--- Task input ---

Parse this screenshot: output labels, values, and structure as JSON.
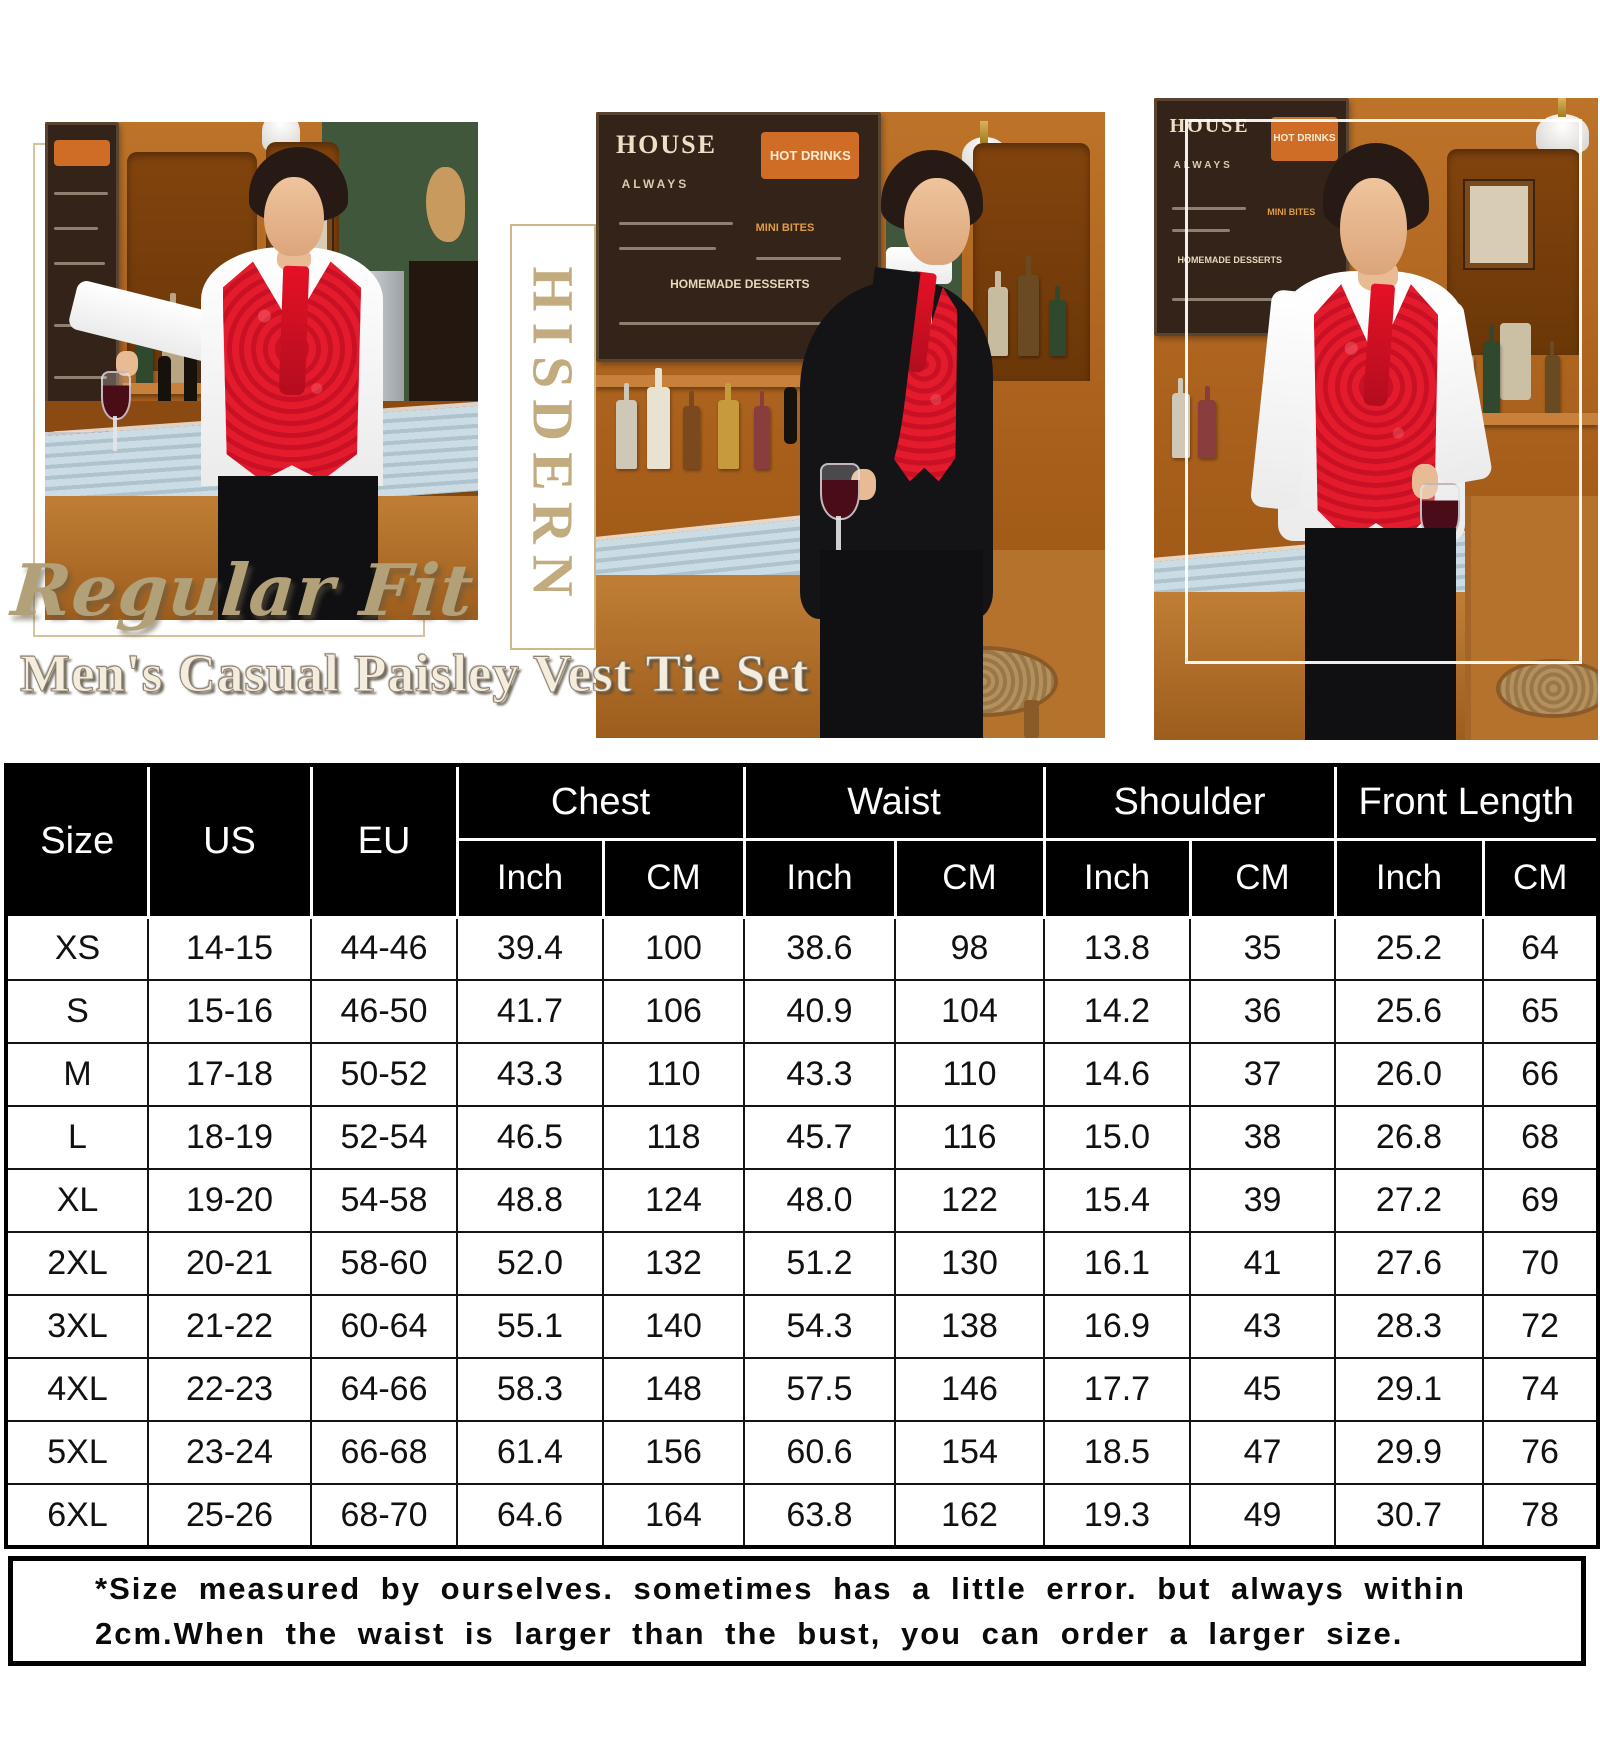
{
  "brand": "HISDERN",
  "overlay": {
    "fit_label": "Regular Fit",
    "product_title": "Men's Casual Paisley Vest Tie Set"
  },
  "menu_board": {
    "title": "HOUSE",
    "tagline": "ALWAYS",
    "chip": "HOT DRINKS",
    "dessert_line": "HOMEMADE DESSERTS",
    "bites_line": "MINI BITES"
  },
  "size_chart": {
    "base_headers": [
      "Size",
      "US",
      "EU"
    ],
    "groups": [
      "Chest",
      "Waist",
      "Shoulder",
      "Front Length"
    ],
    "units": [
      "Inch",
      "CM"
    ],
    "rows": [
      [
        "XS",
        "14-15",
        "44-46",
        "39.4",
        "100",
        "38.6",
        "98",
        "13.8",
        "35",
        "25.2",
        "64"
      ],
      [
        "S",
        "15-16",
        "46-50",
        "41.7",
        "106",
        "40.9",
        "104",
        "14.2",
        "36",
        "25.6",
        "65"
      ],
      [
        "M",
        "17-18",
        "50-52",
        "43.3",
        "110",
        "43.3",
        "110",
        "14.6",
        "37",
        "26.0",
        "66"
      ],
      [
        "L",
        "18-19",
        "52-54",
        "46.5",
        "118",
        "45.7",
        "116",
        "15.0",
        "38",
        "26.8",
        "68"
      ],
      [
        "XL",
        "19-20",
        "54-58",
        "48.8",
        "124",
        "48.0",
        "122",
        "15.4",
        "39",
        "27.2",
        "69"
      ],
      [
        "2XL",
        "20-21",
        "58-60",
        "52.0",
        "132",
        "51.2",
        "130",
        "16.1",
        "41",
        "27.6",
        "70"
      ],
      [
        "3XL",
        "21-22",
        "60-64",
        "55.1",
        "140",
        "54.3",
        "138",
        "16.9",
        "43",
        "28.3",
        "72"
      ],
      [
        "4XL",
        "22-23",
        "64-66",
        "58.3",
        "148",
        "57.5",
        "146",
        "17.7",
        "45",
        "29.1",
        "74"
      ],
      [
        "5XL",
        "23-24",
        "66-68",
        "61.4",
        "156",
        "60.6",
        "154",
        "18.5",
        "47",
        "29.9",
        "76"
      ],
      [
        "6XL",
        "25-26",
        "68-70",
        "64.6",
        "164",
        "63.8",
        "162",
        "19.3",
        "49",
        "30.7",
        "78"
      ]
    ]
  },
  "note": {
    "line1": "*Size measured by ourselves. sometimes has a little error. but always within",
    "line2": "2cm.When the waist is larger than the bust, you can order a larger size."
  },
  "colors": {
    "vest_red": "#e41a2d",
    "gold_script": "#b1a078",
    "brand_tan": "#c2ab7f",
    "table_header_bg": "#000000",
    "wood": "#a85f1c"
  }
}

---

Challenge: Omit every picture while copying the listing above exactly.

Answer below:
Parse this screenshot: output labels, values, and structure as JSON.
{
  "brand": "HISDERN",
  "overlay": {
    "fit_label": "Regular Fit",
    "product_title": "Men's Casual Paisley Vest Tie Set"
  },
  "menu_board": {
    "title": "HOUSE",
    "tagline": "ALWAYS",
    "chip": "HOT DRINKS",
    "dessert_line": "HOMEMADE DESSERTS",
    "bites_line": "MINI BITES"
  },
  "size_chart": {
    "base_headers": [
      "Size",
      "US",
      "EU"
    ],
    "groups": [
      "Chest",
      "Waist",
      "Shoulder",
      "Front Length"
    ],
    "units": [
      "Inch",
      "CM"
    ],
    "rows": [
      [
        "XS",
        "14-15",
        "44-46",
        "39.4",
        "100",
        "38.6",
        "98",
        "13.8",
        "35",
        "25.2",
        "64"
      ],
      [
        "S",
        "15-16",
        "46-50",
        "41.7",
        "106",
        "40.9",
        "104",
        "14.2",
        "36",
        "25.6",
        "65"
      ],
      [
        "M",
        "17-18",
        "50-52",
        "43.3",
        "110",
        "43.3",
        "110",
        "14.6",
        "37",
        "26.0",
        "66"
      ],
      [
        "L",
        "18-19",
        "52-54",
        "46.5",
        "118",
        "45.7",
        "116",
        "15.0",
        "38",
        "26.8",
        "68"
      ],
      [
        "XL",
        "19-20",
        "54-58",
        "48.8",
        "124",
        "48.0",
        "122",
        "15.4",
        "39",
        "27.2",
        "69"
      ],
      [
        "2XL",
        "20-21",
        "58-60",
        "52.0",
        "132",
        "51.2",
        "130",
        "16.1",
        "41",
        "27.6",
        "70"
      ],
      [
        "3XL",
        "21-22",
        "60-64",
        "55.1",
        "140",
        "54.3",
        "138",
        "16.9",
        "43",
        "28.3",
        "72"
      ],
      [
        "4XL",
        "22-23",
        "64-66",
        "58.3",
        "148",
        "57.5",
        "146",
        "17.7",
        "45",
        "29.1",
        "74"
      ],
      [
        "5XL",
        "23-24",
        "66-68",
        "61.4",
        "156",
        "60.6",
        "154",
        "18.5",
        "47",
        "29.9",
        "76"
      ],
      [
        "6XL",
        "25-26",
        "68-70",
        "64.6",
        "164",
        "63.8",
        "162",
        "19.3",
        "49",
        "30.7",
        "78"
      ]
    ]
  },
  "note": {
    "line1": "*Size measured by ourselves. sometimes has a little error. but always within",
    "line2": "2cm.When the waist is larger than the bust, you can order a larger size."
  },
  "colors": {
    "vest_red": "#e41a2d",
    "gold_script": "#b1a078",
    "brand_tan": "#c2ab7f",
    "table_header_bg": "#000000",
    "wood": "#a85f1c"
  }
}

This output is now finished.